Extracted material:

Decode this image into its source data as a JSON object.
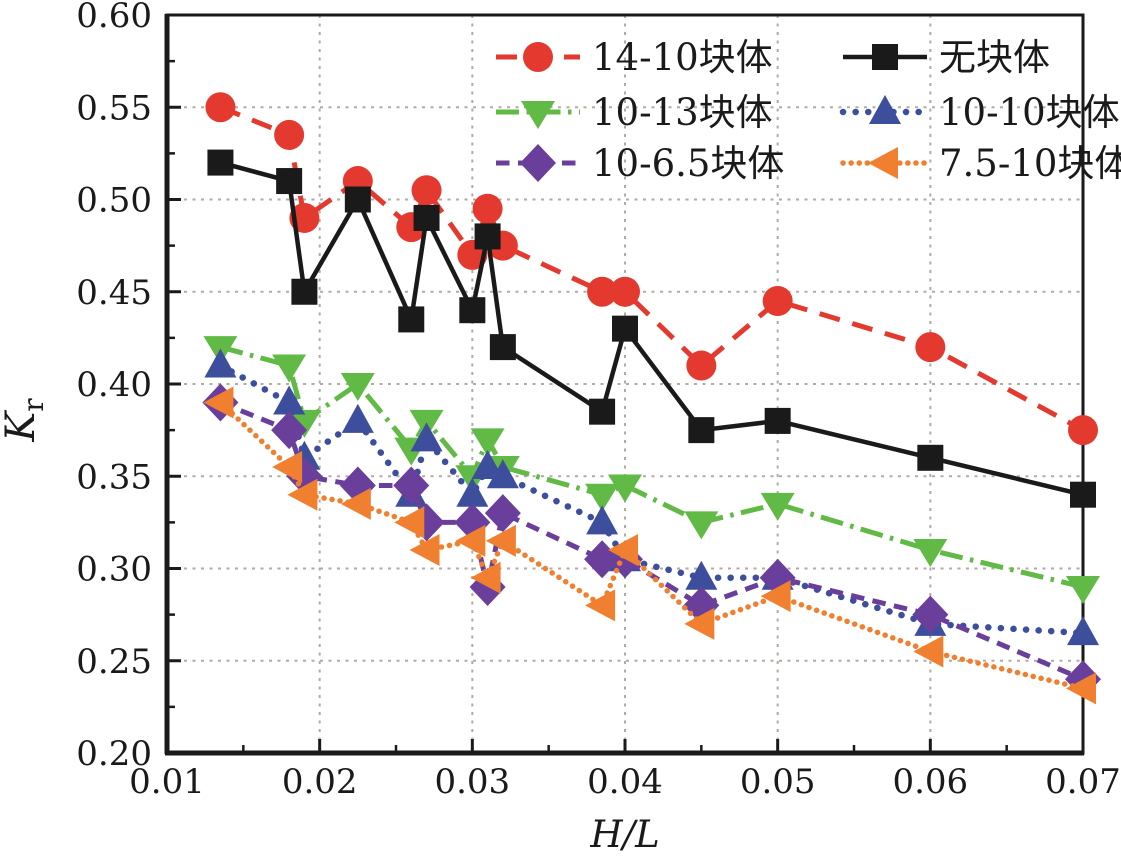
{
  "chart_data": {
    "type": "line",
    "title": "",
    "xlabel": "H/L",
    "ylabel_main": "K",
    "ylabel_sub": "r",
    "xlim": [
      0.01,
      0.07
    ],
    "ylim": [
      0.2,
      0.6
    ],
    "xticks": [
      0.01,
      0.02,
      0.03,
      0.04,
      0.05,
      0.06,
      0.07
    ],
    "yticks": [
      0.2,
      0.25,
      0.3,
      0.35,
      0.4,
      0.45,
      0.5,
      0.55,
      0.6
    ],
    "x_minor_step": 0.005,
    "y_minor_step": 0.025,
    "grid": true,
    "grid_color": "#b3aaa5",
    "axis_color": "#1a1a1a",
    "legend_position": "top-inside",
    "legend_columns": [
      [
        0,
        2,
        4
      ],
      [
        1,
        3,
        5
      ]
    ],
    "x": [
      0.0135,
      0.018,
      0.019,
      0.0225,
      0.026,
      0.027,
      0.03,
      0.031,
      0.032,
      0.0385,
      0.04,
      0.045,
      0.05,
      0.06,
      0.07
    ],
    "series": [
      {
        "key": "14-10-blocks",
        "name": "14-10块体",
        "color": "#e4392f",
        "marker": "circle",
        "linestyle": "dashed",
        "values": [
          0.55,
          0.535,
          0.49,
          0.51,
          0.485,
          0.505,
          0.47,
          0.495,
          0.475,
          0.45,
          0.45,
          0.41,
          0.445,
          0.42,
          0.375
        ]
      },
      {
        "key": "no-blocks",
        "name": "无块体",
        "color": "#1a1a1a",
        "marker": "square",
        "linestyle": "solid",
        "values": [
          0.52,
          0.51,
          0.45,
          0.5,
          0.435,
          0.49,
          0.44,
          0.48,
          0.42,
          0.385,
          0.43,
          0.375,
          0.38,
          0.36,
          0.34
        ]
      },
      {
        "key": "10-13-blocks",
        "name": "10-13块体",
        "color": "#61b946",
        "marker": "triangle-down",
        "linestyle": "dashdot",
        "values": [
          0.42,
          0.41,
          0.38,
          0.4,
          0.365,
          0.38,
          0.35,
          0.37,
          0.355,
          0.34,
          0.345,
          0.325,
          0.335,
          0.31,
          0.29
        ]
      },
      {
        "key": "10-10-blocks",
        "name": "10-10块体",
        "color": "#3d4e9d",
        "marker": "triangle-up",
        "linestyle": "dotted",
        "values": [
          0.41,
          0.39,
          0.36,
          0.38,
          0.34,
          0.37,
          0.34,
          0.355,
          0.35,
          0.325,
          0.305,
          0.295,
          0.295,
          0.27,
          0.265
        ]
      },
      {
        "key": "10-6-5-blocks",
        "name": "10-6.5块体",
        "color": "#6a3f9c",
        "marker": "diamond",
        "linestyle": "dashed-short",
        "values": [
          0.39,
          0.375,
          0.35,
          0.345,
          0.345,
          0.325,
          0.325,
          0.29,
          0.33,
          0.305,
          0.305,
          0.28,
          0.295,
          0.275,
          0.24
        ]
      },
      {
        "key": "7-5-10-blocks",
        "name": "7.5-10块体",
        "color": "#f08030",
        "marker": "triangle-left",
        "linestyle": "dotted-dense",
        "values": [
          0.39,
          0.355,
          0.34,
          0.335,
          0.325,
          0.31,
          0.315,
          0.295,
          0.315,
          0.28,
          0.31,
          0.27,
          0.285,
          0.255,
          0.235
        ]
      }
    ]
  }
}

What this task involves:
Spot every line that holds "marker" and copy it.

Answer:
        "marker": "circle",
        "marker": "square",
        "marker": "triangle-down",
        "marker": "triangle-up",
        "marker": "diamond",
        "marker": "triangle-left",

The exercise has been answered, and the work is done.